Collected data entries
######

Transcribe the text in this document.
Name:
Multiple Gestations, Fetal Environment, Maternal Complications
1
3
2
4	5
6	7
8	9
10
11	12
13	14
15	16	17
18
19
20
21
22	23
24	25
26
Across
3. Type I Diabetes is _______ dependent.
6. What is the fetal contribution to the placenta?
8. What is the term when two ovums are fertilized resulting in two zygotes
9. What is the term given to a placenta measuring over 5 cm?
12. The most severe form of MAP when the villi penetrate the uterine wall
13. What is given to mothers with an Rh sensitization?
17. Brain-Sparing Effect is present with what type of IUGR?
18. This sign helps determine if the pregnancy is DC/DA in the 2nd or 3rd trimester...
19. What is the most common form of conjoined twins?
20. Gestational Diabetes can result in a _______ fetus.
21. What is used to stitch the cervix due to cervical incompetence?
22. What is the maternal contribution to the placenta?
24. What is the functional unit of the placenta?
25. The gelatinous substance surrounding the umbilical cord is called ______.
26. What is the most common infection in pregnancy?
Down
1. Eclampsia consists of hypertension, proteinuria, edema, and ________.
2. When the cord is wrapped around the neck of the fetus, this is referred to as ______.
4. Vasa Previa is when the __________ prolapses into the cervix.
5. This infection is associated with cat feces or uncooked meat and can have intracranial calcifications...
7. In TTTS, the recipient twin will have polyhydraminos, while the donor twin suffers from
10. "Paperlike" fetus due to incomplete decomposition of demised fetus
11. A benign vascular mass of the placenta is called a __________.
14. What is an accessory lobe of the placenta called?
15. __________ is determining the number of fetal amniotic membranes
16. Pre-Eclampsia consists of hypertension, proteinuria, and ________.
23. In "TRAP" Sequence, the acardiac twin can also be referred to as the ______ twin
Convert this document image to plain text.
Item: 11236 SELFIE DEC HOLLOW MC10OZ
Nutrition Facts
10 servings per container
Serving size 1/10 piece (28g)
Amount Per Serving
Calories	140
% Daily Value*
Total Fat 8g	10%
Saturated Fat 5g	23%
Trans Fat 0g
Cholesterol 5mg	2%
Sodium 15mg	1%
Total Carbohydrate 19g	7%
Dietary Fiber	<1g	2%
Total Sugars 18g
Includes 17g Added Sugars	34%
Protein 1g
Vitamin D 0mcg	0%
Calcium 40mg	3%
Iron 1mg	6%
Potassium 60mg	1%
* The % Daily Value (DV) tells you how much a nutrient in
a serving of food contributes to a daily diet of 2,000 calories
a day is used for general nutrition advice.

######

* [Task brief] Leaving nothing out, print each line above exactly.

* [Solution below]
Transcribe the text in this document.
Name:
Multiple Gestations, Fetal Environment, Maternal Complications
1
3
2
4	5
6	7
8	9
10
11	12
13	14
15	16	17
18
19
20
21
22	23
24	25
26
Across
3. Type I Diabetes is _______ dependent.
6. What is the fetal contribution to the placenta?
8. What is the term when two ovums are fertilized resulting in two zygotes
9. What is the term given to a placenta measuring over 5 cm?
12. The most severe form of MAP when the villi penetrate the uterine wall
13. What is given to mothers with an Rh sensitization?
17. Brain-Sparing Effect is present with what type of IUGR?
18. This sign helps determine if the pregnancy is DC/DA in the 2nd or 3rd trimester...
19. What is the most common form of conjoined twins?
20. Gestational Diabetes can result in a _______ fetus.
21. What is used to stitch the cervix due to cervical incompetence?
22. What is the maternal contribution to the placenta?
24. What is the functional unit of the placenta?
25. The gelatinous substance surrounding the umbilical cord is called ______.
26. What is the most common infection in pregnancy?
Down
1. Eclampsia consists of hypertension, proteinuria, edema, and ________.
2. When the cord is wrapped around the neck of the fetus, this is referred to as ______.
4. Vasa Previa is when the __________ prolapses into the cervix.
5. This infection is associated with cat feces or uncooked meat and can have intracranial calcifications...
7. In TTTS, the recipient twin will have polyhydraminos, while the donor twin suffers from
10. "Paperlike" fetus due to incomplete decomposition of demised fetus
11. A benign vascular mass of the placenta is called a __________.
14. What is an accessory lobe of the placenta called?
15. __________ is determining the number of fetal amniotic membranes
16. Pre-Eclampsia consists of hypertension, proteinuria, and ________.
23. In "TRAP" Sequence, the acardiac twin can also be referred to as the ______ twin
Convert this document image to plain text.
Item: 11236 SELFIE DEC HOLLOW MC10OZ
Nutrition Facts
10 servings per container
Serving size 1/10 piece (28g)
Amount Per Serving
Calories	140
% Daily Value*
Total Fat 8g	10%
Saturated Fat 5g	23%
Trans Fat 0g
Cholesterol 5mg	2%
Sodium 15mg	1%
Total Carbohydrate 19g	7%
Dietary Fiber	<1g	2%
Total Sugars 18g
Includes 17g Added Sugars	34%
Protein 1g
Vitamin D 0mcg	0%
Calcium 40mg	3%
Iron 1mg	6%
Potassium 60mg	1%
* The % Daily Value (DV) tells you how much a nutrient in
a serving of food contributes to a daily diet of 2,000 calories
a day is used for general nutrition advice.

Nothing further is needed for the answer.